How to complete this task:
Where does the string "have" appear in the material? Copy each line that holds it.
# # #
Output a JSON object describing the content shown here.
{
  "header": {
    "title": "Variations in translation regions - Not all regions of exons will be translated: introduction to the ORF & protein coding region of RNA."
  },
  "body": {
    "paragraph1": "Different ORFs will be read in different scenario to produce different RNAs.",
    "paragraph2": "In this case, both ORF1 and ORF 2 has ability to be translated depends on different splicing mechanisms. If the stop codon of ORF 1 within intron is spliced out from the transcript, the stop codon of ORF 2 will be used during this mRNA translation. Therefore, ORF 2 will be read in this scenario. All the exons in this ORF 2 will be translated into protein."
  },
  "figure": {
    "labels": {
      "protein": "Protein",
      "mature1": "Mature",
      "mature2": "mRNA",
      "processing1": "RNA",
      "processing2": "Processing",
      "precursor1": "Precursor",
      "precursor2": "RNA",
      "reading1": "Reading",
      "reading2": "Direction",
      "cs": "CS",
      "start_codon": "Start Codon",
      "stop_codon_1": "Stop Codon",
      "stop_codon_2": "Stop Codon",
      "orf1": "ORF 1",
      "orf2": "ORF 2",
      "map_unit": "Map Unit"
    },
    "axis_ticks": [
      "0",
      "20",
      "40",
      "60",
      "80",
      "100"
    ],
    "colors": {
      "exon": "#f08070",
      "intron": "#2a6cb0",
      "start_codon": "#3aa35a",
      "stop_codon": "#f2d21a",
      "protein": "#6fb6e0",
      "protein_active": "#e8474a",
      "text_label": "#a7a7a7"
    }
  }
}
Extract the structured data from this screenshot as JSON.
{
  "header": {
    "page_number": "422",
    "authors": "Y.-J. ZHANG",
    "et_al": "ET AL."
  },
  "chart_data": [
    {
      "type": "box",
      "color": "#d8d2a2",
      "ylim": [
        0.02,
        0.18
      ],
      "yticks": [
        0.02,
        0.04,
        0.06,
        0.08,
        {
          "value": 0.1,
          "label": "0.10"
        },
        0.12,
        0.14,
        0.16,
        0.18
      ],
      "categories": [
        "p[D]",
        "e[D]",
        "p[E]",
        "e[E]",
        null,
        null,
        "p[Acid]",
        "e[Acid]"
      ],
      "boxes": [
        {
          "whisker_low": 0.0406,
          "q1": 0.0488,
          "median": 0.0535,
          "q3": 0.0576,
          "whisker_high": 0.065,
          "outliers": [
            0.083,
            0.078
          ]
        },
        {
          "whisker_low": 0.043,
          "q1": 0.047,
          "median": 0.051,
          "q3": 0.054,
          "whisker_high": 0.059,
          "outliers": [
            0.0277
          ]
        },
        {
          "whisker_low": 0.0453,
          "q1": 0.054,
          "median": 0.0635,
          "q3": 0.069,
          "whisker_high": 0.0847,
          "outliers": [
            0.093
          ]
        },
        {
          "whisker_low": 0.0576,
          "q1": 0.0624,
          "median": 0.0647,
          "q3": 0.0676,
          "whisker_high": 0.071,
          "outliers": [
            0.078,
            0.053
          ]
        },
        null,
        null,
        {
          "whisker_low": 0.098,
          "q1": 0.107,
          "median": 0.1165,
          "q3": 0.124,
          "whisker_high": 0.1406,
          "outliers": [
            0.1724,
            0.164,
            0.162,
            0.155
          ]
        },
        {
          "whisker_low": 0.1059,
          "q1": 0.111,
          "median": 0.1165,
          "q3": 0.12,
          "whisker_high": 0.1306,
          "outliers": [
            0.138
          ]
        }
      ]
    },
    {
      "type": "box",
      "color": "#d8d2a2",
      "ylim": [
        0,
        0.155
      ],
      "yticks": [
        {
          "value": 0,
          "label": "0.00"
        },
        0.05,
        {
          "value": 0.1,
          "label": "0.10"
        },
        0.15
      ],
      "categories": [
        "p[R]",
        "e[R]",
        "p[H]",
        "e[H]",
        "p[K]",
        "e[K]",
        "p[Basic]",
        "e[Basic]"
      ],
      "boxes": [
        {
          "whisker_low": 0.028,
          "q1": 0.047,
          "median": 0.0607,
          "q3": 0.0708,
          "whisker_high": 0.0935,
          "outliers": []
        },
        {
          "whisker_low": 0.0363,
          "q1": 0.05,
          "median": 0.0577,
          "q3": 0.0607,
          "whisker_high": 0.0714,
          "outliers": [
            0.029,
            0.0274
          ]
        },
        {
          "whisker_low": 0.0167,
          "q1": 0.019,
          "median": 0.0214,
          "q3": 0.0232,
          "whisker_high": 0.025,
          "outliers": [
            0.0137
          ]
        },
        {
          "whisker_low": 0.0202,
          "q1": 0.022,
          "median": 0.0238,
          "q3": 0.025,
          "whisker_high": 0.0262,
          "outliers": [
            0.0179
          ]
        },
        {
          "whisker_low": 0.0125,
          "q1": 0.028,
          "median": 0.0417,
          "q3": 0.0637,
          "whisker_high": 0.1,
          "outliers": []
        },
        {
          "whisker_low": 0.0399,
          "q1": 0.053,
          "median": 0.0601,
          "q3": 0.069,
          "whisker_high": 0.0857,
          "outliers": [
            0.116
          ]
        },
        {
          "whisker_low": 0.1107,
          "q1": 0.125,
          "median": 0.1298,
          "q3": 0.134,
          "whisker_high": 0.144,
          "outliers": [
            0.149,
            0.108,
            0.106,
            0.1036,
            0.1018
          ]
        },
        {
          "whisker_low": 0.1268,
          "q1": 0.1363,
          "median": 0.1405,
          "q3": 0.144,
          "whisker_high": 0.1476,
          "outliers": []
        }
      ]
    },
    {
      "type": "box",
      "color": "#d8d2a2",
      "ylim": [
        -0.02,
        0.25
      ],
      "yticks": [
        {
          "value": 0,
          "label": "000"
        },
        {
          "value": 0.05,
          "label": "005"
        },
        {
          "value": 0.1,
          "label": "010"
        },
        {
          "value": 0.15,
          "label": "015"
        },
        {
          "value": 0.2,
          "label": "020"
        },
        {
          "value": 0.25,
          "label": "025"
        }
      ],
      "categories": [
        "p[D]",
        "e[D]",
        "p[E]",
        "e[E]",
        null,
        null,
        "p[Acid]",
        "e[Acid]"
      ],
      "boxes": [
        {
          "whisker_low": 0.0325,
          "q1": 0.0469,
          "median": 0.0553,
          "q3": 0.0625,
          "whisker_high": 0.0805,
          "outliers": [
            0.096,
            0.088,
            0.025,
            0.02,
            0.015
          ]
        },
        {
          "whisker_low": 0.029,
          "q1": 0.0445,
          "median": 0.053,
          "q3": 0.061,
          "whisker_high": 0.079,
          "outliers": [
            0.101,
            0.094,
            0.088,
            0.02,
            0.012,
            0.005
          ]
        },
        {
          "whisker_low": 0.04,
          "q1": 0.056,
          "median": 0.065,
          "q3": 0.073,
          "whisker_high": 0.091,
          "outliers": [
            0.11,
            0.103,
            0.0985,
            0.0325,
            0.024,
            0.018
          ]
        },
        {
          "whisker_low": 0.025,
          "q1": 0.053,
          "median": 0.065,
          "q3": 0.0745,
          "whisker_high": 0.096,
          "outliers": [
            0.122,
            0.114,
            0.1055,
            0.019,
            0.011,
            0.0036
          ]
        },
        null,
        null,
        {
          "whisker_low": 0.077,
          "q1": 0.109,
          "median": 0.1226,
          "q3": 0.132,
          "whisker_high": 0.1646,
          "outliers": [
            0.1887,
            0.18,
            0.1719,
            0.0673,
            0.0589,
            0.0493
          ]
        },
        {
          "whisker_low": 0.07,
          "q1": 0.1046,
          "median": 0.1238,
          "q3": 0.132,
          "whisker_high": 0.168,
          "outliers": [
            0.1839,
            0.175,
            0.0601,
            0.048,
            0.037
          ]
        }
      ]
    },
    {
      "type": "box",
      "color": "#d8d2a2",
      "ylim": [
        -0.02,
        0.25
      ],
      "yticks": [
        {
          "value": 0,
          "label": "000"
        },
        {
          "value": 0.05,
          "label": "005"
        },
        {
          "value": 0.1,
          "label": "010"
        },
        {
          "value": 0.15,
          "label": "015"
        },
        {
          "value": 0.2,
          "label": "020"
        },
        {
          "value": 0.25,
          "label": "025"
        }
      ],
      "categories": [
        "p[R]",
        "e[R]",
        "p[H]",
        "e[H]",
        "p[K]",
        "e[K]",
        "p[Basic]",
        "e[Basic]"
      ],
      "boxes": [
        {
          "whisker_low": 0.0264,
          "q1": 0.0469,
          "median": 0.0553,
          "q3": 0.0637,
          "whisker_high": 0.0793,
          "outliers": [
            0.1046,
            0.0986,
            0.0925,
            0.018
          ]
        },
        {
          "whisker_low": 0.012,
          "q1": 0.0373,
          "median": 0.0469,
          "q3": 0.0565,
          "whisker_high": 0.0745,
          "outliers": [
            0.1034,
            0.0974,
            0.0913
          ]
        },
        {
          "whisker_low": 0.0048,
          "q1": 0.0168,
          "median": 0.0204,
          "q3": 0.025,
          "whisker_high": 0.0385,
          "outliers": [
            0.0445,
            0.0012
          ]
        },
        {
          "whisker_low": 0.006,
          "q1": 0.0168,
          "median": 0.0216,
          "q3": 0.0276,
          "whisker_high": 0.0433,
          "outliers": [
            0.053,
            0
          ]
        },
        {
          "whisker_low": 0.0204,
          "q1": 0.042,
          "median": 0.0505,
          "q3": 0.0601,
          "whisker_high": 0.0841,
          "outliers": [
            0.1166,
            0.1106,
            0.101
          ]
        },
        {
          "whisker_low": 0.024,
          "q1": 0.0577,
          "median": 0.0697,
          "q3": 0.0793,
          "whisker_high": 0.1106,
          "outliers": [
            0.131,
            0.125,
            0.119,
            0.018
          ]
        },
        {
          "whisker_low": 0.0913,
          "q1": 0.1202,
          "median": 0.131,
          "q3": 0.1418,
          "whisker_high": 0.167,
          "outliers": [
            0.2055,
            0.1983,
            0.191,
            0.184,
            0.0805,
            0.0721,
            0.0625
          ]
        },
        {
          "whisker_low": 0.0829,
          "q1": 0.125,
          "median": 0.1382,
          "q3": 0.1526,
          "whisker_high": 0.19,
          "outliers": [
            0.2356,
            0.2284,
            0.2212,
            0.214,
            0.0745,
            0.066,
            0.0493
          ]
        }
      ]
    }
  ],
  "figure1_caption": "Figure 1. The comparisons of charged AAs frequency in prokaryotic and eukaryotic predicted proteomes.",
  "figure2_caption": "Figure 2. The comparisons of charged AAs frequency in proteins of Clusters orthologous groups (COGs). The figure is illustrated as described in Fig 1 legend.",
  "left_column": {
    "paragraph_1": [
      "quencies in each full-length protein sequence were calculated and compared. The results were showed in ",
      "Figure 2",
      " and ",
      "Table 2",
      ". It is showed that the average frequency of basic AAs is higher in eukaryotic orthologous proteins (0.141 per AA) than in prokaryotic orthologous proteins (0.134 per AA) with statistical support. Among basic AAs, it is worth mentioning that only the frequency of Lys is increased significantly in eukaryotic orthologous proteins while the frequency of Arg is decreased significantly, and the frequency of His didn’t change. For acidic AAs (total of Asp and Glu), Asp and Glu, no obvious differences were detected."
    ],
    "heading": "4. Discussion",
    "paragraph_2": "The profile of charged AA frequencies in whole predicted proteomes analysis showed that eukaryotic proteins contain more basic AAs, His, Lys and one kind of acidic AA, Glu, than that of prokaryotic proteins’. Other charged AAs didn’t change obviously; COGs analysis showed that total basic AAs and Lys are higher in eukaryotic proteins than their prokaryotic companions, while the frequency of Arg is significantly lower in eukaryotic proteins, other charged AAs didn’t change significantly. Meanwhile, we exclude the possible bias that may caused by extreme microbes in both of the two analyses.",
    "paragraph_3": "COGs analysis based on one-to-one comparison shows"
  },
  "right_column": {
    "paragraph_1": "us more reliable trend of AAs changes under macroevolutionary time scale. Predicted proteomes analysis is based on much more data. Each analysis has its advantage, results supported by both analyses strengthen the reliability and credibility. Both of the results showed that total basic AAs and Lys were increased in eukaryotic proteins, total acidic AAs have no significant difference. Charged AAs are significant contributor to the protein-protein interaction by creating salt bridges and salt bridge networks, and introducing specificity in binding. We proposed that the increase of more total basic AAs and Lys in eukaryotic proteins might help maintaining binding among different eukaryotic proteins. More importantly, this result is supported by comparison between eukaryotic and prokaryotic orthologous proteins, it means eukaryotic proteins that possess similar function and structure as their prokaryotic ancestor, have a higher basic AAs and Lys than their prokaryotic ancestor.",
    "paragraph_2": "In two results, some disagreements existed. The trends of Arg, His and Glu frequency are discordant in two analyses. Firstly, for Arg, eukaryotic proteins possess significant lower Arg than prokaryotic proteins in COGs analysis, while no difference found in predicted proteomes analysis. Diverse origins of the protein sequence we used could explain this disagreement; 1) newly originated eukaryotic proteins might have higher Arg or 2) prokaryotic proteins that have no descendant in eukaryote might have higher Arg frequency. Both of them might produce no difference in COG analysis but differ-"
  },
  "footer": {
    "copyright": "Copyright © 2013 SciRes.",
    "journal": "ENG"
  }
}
# # #
Task result:
    "paragraph_1": "us more reliable trend of AAs changes under macroevolutionary time scale. Predicted proteomes analysis is based on much more data. Each analysis has its advantage, results supported by both analyses strengthen the reliability and credibility. Both of the results showed that total basic AAs and Lys were increased in eukaryotic proteins, total acidic AAs have no significant difference. Charged AAs are significant contributor to the protein-protein interaction by creating salt bridges and salt bridge networks, and introducing specificity in binding. We proposed that the increase of more total basic AAs and Lys in eukaryotic proteins might help maintaining binding among different eukaryotic proteins. More importantly, this result is supported by comparison between eukaryotic and prokaryotic orthologous proteins, it means eukaryotic proteins that possess similar function and structure as their prokaryotic ancestor, have a higher basic AAs and Lys than their prokaryotic ancestor.",
    "paragraph_2": "In two results, some disagreements existed. The trends of Arg, His and Glu frequency are discordant in two analyses. Firstly, for Arg, eukaryotic proteins possess significant lower Arg than prokaryotic proteins in COGs analysis, while no difference found in predicted proteomes analysis. Diverse origins of the protein sequence we used could explain this disagreement; 1) newly originated eukaryotic proteins might have higher Arg or 2) prokaryotic proteins that have no descendant in eukaryote might have higher Arg frequency. Both of them might produce no difference in COG analysis but differ-"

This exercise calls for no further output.